> **Exercise instructions**: Reproduce all entries precisely as they are written.

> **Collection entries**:
# # # # # # #
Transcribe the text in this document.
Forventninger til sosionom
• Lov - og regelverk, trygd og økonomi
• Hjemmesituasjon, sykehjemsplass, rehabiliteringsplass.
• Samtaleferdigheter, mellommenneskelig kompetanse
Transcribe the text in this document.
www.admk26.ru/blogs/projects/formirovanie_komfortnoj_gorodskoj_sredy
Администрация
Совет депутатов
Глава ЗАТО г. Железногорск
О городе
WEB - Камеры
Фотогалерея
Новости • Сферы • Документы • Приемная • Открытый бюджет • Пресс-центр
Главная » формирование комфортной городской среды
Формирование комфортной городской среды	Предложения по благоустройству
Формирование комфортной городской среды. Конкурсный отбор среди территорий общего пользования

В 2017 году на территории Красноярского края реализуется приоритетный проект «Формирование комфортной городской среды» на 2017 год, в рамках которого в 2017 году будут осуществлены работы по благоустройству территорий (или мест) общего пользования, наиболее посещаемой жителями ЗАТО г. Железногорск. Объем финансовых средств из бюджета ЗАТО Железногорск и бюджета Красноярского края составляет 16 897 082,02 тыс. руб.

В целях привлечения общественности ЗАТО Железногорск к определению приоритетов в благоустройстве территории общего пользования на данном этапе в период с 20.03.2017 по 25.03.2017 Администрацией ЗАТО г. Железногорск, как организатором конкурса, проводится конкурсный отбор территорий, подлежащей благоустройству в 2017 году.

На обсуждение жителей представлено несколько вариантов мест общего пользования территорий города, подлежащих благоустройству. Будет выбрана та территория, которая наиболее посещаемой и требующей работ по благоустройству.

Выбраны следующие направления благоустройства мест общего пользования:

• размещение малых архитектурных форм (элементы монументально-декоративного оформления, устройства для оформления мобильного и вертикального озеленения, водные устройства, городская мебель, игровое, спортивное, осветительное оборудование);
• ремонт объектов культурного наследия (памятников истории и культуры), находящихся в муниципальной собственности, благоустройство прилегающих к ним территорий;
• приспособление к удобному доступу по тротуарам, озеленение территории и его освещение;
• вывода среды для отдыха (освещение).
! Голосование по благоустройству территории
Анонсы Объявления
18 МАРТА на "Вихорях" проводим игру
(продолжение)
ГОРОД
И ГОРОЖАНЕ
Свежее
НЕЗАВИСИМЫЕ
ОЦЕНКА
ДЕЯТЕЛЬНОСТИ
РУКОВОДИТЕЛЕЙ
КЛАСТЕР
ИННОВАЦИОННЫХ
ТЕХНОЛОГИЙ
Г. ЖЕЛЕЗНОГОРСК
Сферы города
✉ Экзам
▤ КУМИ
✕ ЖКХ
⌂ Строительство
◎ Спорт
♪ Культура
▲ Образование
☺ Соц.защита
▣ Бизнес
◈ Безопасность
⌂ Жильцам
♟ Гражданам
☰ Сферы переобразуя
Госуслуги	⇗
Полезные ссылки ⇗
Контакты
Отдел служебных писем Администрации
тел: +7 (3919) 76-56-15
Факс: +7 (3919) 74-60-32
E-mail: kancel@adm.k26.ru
# # # # # # #
> **Solved exercise**:
Transcribe the text in this document.
Forventninger til sosionom
• Lov - og regelverk, trygd og økonomi
• Hjemmesituasjon, sykehjemsplass, rehabiliteringsplass.
• Samtaleferdigheter, mellommenneskelig kompetanse
Transcribe the text in this document.
www.admk26.ru/blogs/projects/formirovanie_komfortnoj_gorodskoj_sredy
Администрация
Совет депутатов
Глава ЗАТО г. Железногорск
О городе
WEB - Камеры
Фотогалерея
Новости • Сферы • Документы • Приемная • Открытый бюджет • Пресс-центр
Главная » формирование комфортной городской среды
Формирование комфортной городской среды	Предложения по благоустройству
Формирование комфортной городской среды. Конкурсный отбор среди территорий общего пользования

В 2017 году на территории Красноярского края реализуется приоритетный проект «Формирование комфортной городской среды» на 2017 год, в рамках которого в 2017 году будут осуществлены работы по благоустройству территорий (или мест) общего пользования, наиболее посещаемой жителями ЗАТО г. Железногорск. Объем финансовых средств из бюджета ЗАТО Железногорск и бюджета Красноярского края составляет 16 897 082,02 тыс. руб.

В целях привлечения общественности ЗАТО Железногорск к определению приоритетов в благоустройстве территории общего пользования на данном этапе в период с 20.03.2017 по 25.03.2017 Администрацией ЗАТО г. Железногорск, как организатором конкурса, проводится конкурсный отбор территорий, подлежащей благоустройству в 2017 году.

На обсуждение жителей представлено несколько вариантов мест общего пользования территорий города, подлежащих благоустройству. Будет выбрана та территория, которая наиболее посещаемой и требующей работ по благоустройству.

Выбраны следующие направления благоустройства мест общего пользования:

• размещение малых архитектурных форм (элементы монументально-декоративного оформления, устройства для оформления мобильного и вертикального озеленения, водные устройства, городская мебель, игровое, спортивное, осветительное оборудование);
• ремонт объектов культурного наследия (памятников истории и культуры), находящихся в муниципальной собственности, благоустройство прилегающих к ним территорий;
• приспособление к удобному доступу по тротуарам, озеленение территории и его освещение;
• вывода среды для отдыха (освещение).
! Голосование по благоустройству территории
Анонсы Объявления
18 МАРТА на "Вихорях" проводим игру
(продолжение)
ГОРОД
И ГОРОЖАНЕ
Свежее
НЕЗАВИСИМЫЕ
ОЦЕНКА
ДЕЯТЕЛЬНОСТИ
РУКОВОДИТЕЛЕЙ
КЛАСТЕР
ИННОВАЦИОННЫХ
ТЕХНОЛОГИЙ
Г. ЖЕЛЕЗНОГОРСК
Сферы города
✉ Экзам
▤ КУМИ
✕ ЖКХ
⌂ Строительство
◎ Спорт
♪ Культура
▲ Образование
☺ Соц.защита
▣ Бизнес
◈ Безопасность
⌂ Жильцам
♟ Гражданам
☰ Сферы переобразуя
Госуслуги	⇗
Полезные ссылки ⇗
Контакты
Отдел служебных писем Администрации
тел: +7 (3919) 76-56-15
Факс: +7 (3919) 74-60-32
E-mail: kancel@adm.k26.ru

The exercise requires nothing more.